## PROVIDED DATA
★ ★ ★ ★ ★
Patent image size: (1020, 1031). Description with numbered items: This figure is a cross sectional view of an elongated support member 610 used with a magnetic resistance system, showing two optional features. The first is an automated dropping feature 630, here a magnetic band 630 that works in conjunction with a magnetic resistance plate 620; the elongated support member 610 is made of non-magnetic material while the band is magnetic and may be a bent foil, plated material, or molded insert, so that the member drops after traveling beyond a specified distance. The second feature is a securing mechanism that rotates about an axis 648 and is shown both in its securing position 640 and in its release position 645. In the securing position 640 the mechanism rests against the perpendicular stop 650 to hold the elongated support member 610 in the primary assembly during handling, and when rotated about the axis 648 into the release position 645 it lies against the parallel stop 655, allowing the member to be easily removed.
★ ★ ★ ★ ★
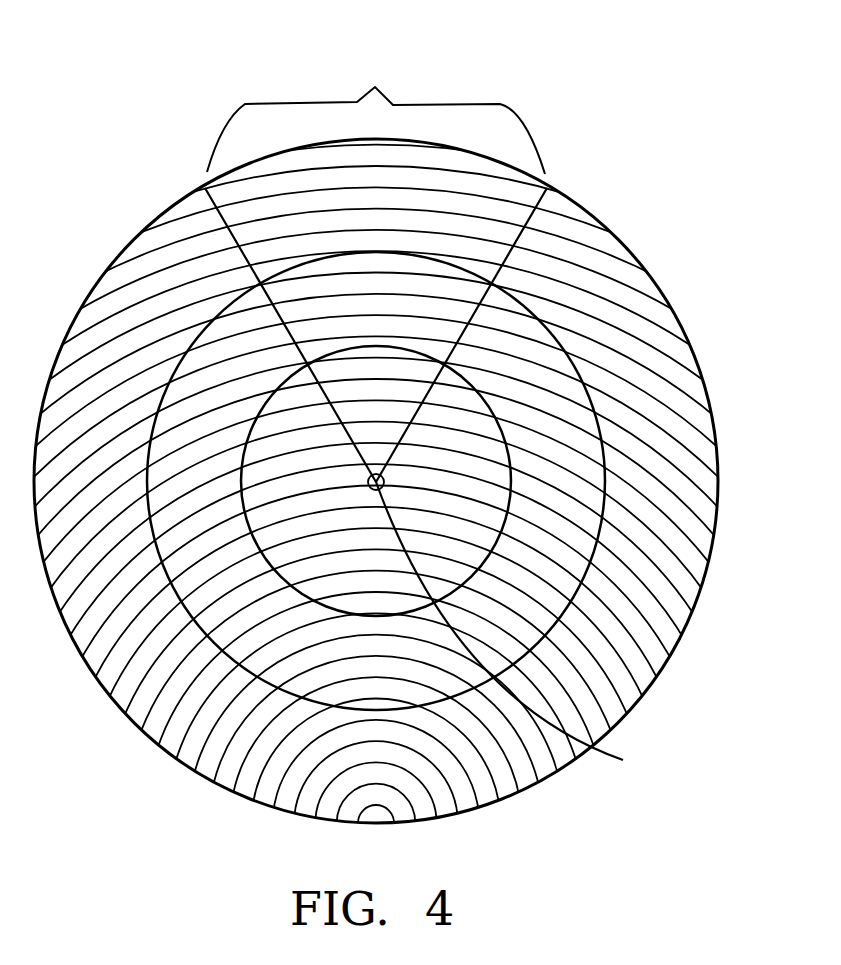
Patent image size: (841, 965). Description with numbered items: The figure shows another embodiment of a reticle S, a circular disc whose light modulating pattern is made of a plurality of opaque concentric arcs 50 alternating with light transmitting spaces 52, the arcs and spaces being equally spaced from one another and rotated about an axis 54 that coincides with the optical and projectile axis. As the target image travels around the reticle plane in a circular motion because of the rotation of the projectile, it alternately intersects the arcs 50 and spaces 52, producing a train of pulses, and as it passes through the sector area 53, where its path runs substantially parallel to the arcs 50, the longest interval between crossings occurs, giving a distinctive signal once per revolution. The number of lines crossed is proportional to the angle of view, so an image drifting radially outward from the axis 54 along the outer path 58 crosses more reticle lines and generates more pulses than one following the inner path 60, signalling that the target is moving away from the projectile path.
★ ★ ★ ★ ★
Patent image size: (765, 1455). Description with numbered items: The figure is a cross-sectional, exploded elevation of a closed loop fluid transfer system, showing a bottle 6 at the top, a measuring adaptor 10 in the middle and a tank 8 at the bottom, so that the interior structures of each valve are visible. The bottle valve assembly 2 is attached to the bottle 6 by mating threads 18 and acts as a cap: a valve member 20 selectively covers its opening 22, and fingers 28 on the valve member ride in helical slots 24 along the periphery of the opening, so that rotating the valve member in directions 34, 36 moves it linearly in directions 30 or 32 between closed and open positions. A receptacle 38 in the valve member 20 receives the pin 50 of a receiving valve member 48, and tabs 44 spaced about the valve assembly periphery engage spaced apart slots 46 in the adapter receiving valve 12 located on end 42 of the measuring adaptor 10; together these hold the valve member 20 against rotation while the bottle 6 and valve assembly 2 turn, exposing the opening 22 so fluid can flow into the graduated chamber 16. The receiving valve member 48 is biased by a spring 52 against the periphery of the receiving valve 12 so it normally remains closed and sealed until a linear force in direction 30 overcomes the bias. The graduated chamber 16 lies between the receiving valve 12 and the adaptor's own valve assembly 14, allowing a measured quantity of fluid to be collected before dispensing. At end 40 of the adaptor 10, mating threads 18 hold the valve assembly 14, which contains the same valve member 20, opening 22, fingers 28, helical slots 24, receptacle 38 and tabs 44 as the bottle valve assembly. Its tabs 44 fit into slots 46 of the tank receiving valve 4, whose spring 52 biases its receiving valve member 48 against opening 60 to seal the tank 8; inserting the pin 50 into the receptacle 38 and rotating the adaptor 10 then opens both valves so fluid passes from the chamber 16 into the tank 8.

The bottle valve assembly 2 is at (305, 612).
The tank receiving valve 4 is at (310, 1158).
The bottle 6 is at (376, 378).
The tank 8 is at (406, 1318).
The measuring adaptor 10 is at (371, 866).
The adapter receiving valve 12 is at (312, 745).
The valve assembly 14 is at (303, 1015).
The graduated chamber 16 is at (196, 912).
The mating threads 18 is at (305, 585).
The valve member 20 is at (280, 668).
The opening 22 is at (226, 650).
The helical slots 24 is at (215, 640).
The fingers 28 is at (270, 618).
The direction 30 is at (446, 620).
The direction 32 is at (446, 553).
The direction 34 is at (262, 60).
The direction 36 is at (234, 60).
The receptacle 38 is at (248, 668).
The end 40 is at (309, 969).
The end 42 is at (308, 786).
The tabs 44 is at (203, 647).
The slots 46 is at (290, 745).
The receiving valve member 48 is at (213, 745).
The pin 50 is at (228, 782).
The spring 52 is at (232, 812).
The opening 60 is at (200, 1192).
★ ★ ★ ★ ★
## SHORT PROBLEM
Pull out each line above that contains the word "signal", treating uppercase and lowercase as different.

## FINISHED EXERCISE
Patent image size: (841, 965). Description with numbered items: The figure shows another embodiment of a reticle S, a circular disc whose light modulating pattern is made of a plurality of opaque concentric arcs 50 alternating with light transmitting spaces 52, the arcs and spaces being equally spaced from one another and rotated about an axis 54 that coincides with the optical and projectile axis. As the target image travels around the reticle plane in a circular motion because of the rotation of the projectile, it alternately intersects the arcs 50 and spaces 52, producing a train of pulses, and as it passes through the sector area 53, where its path runs substantially parallel to the arcs 50, the longest interval between crossings occurs, giving a distinctive signal once per revolution. The number of lines crossed is proportional to the angle of view, so an image drifting radially outward from the axis 54 along the outer path 58 crosses more reticle lines and generates more pulses than one following the inner path 60, signalling that the target is moving away from the projectile path.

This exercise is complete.